** Work to do **
Copy all lines in which the word "Force" can be found.

-- -- --

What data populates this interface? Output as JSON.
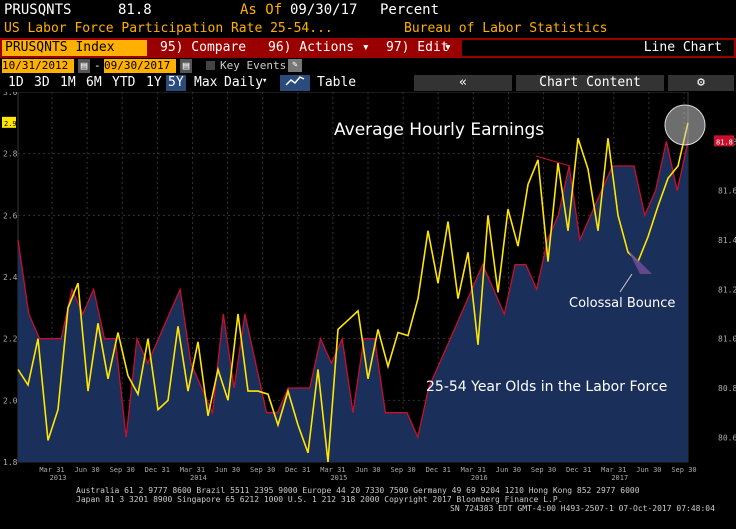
{
  "header": {
    "ticker": "PRUSQNTS",
    "value": "81.8",
    "as_of_label": "As Of",
    "as_of_date": "09/30/17",
    "unit": "Percent",
    "description": "US Labor Force Participation Rate 25-54...",
    "source": "Bureau of Labor Statistics"
  },
  "toolbar": {
    "security": "PRUSQNTS Index",
    "compare": "95) Compare",
    "actions": "96) Actions",
    "edit": "97) Edit",
    "chart_type": "Line Chart"
  },
  "dates": {
    "start": "10/31/2012",
    "end": "09/30/2017",
    "key_events": "Key Events"
  },
  "ranges": {
    "items": [
      "1D",
      "3D",
      "1M",
      "6M",
      "YTD",
      "1Y",
      "5Y",
      "Max"
    ],
    "selected": "5Y",
    "frequency": "Daily",
    "table": "Table",
    "collapse": "«",
    "chart_content": "Chart Content"
  },
  "annotations": {
    "earnings": "Average Hourly Earnings",
    "bounce": "Colossal Bounce",
    "lfpr": "25-54 Year Olds in the Labor Force"
  },
  "colors": {
    "area_fill": "#1a2f5a",
    "red_line": "#c8102e",
    "yellow_line": "#ffe600",
    "toolbar_red": "#9b0000",
    "amber": "#ffb000"
  },
  "footer": {
    "line1": "Australia 61 2 9777 8600 Brazil 5511 2395 9000 Europe 44 20 7330 7500 Germany 49 69 9204 1210 Hong Kong 852 2977 6000",
    "line2": "Japan 81 3 3201 8900       Singapore 65 6212 1000       U.S. 1 212 318 2000          Copyright 2017 Bloomberg Finance L.P.",
    "line3": "SN 724383 EDT  GMT-4:00 H493-2507-1 07-Oct-2017 07:48:04"
  },
  "chart_data": {
    "type": "line",
    "left_axis": {
      "ticks": [
        "3.0",
        "2.8",
        "2.6",
        "2.4",
        "2.2",
        "2.0",
        "1.8"
      ],
      "ylim": [
        1.8,
        3.0
      ],
      "last_label": "2.9"
    },
    "right_axis": {
      "ticks": [
        "81.8",
        "81.6",
        "81.4",
        "81.2",
        "81.0",
        "80.8",
        "80.6"
      ],
      "ylim": [
        80.5,
        82.0
      ],
      "last_label": "81.8"
    },
    "x_tick_labels": [
      "Mar 31",
      "Jun 30",
      "Sep 30",
      "Dec 31",
      "Mar 31",
      "Jun 30",
      "Sep 30",
      "Dec 31",
      "Mar 31",
      "Jun 30",
      "Sep 30",
      "Dec 31",
      "Mar 31",
      "Jun 30",
      "Sep 30",
      "Dec 31",
      "Mar 31",
      "Jun 30",
      "Sep 30"
    ],
    "year_labels": [
      "2013",
      "2014",
      "2015",
      "2016",
      "2017"
    ],
    "series": [
      {
        "name": "US Labor Force Participation Rate 25-54",
        "axis": "right",
        "values": [
          81.4,
          81.1,
          81.0,
          81.0,
          81.0,
          81.2,
          81.1,
          81.2,
          81.0,
          81.0,
          80.6,
          81.0,
          80.9,
          81.0,
          81.1,
          81.2,
          80.9,
          80.8,
          80.7,
          81.1,
          80.8,
          81.1,
          80.9,
          80.7,
          80.7,
          80.8,
          80.8,
          80.8,
          81.0,
          80.9,
          81.0,
          80.7,
          81.0,
          81.0,
          80.7,
          80.7,
          80.7,
          80.6,
          80.8,
          80.9,
          81.0,
          81.1,
          81.2,
          81.3,
          81.2,
          81.1,
          81.3,
          81.3,
          81.2,
          81.4,
          81.5,
          81.7,
          81.4,
          81.5,
          81.6,
          81.7,
          81.7,
          81.7,
          81.5,
          81.6,
          81.8,
          81.6,
          81.8
        ]
      },
      {
        "name": "Average Hourly Earnings",
        "axis": "left",
        "values": [
          2.1,
          2.05,
          2.2,
          1.87,
          1.97,
          2.3,
          2.38,
          2.03,
          2.25,
          2.07,
          2.22,
          2.08,
          2.02,
          2.2,
          1.97,
          2.0,
          2.24,
          2.03,
          2.19,
          1.95,
          2.1,
          2.0,
          2.28,
          2.03,
          2.03,
          2.02,
          1.92,
          2.03,
          1.92,
          1.83,
          2.1,
          1.8,
          2.23,
          2.26,
          2.29,
          2.07,
          2.23,
          2.11,
          2.22,
          2.21,
          2.33,
          2.55,
          2.38,
          2.58,
          2.33,
          2.48,
          2.18,
          2.6,
          2.35,
          2.62,
          2.5,
          2.7,
          2.78,
          2.45,
          2.77,
          2.55,
          2.85,
          2.75,
          2.55,
          2.85,
          2.6,
          2.48,
          2.45,
          2.53,
          2.63,
          2.72,
          2.76,
          2.9
        ]
      }
    ],
    "grid": true
  }
}
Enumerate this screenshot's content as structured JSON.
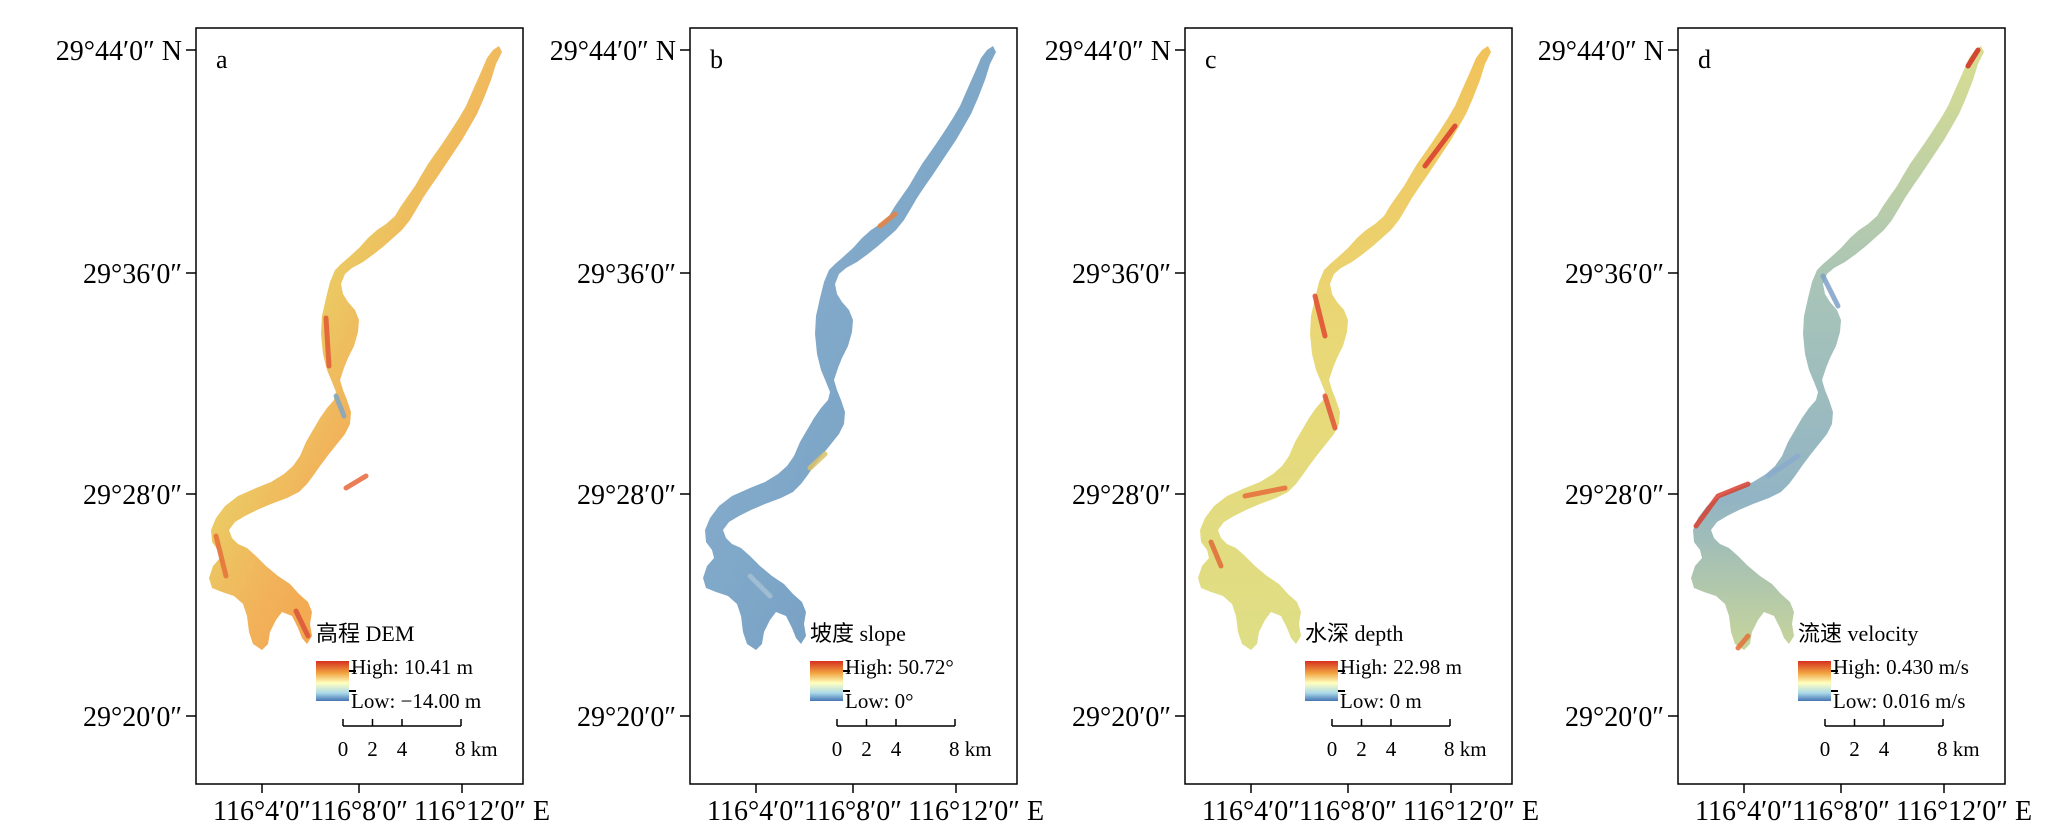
{
  "panels": [
    {
      "id": "a",
      "letter": "a",
      "legend_title": "高程 DEM",
      "high_label": "High: 10.41 m",
      "low_label": "Low: −14.00 m",
      "high_value": 10.41,
      "low_value": -14.0,
      "unit": "m",
      "theme": "dem"
    },
    {
      "id": "b",
      "letter": "b",
      "legend_title": "坡度 slope",
      "high_label": "High: 50.72°",
      "low_label": "Low: 0°",
      "high_value": 50.72,
      "low_value": 0,
      "unit": "°",
      "theme": "slope"
    },
    {
      "id": "c",
      "letter": "c",
      "legend_title": "水深 depth",
      "high_label": "High: 22.98 m",
      "low_label": "Low: 0 m",
      "high_value": 22.98,
      "low_value": 0,
      "unit": "m",
      "theme": "depth"
    },
    {
      "id": "d",
      "letter": "d",
      "legend_title": "流速 velocity",
      "high_label": "High: 0.430 m/s",
      "low_label": "Low: 0.016 m/s",
      "high_value": 0.43,
      "low_value": 0.016,
      "unit": "m/s",
      "theme": "velocity"
    }
  ],
  "lat_ticks": [
    "29°44′0″ N",
    "29°36′0″",
    "29°28′0″",
    "29°20′0″"
  ],
  "lon_ticks": [
    "116°4′0″",
    "116°8′0″",
    "116°12′0″ E"
  ],
  "scale_bar": {
    "labels": [
      "0",
      "2",
      "4",
      "8 km"
    ],
    "values_km": [
      0,
      2,
      4,
      8
    ]
  },
  "colors": {
    "high": "#d7301f",
    "mid_high": "#f1a340",
    "mid": "#ffffbf",
    "mid_low": "#abd9e9",
    "low": "#4575b4",
    "frame": "#000000"
  }
}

-- -- --

** Answer for the task **
    "description": "US Labor Force Participation Rate 25-54...",
    "lfpr": "25-54 Year Olds in the Labor Force"
        "name": "US Labor Force Participation Rate 25-54",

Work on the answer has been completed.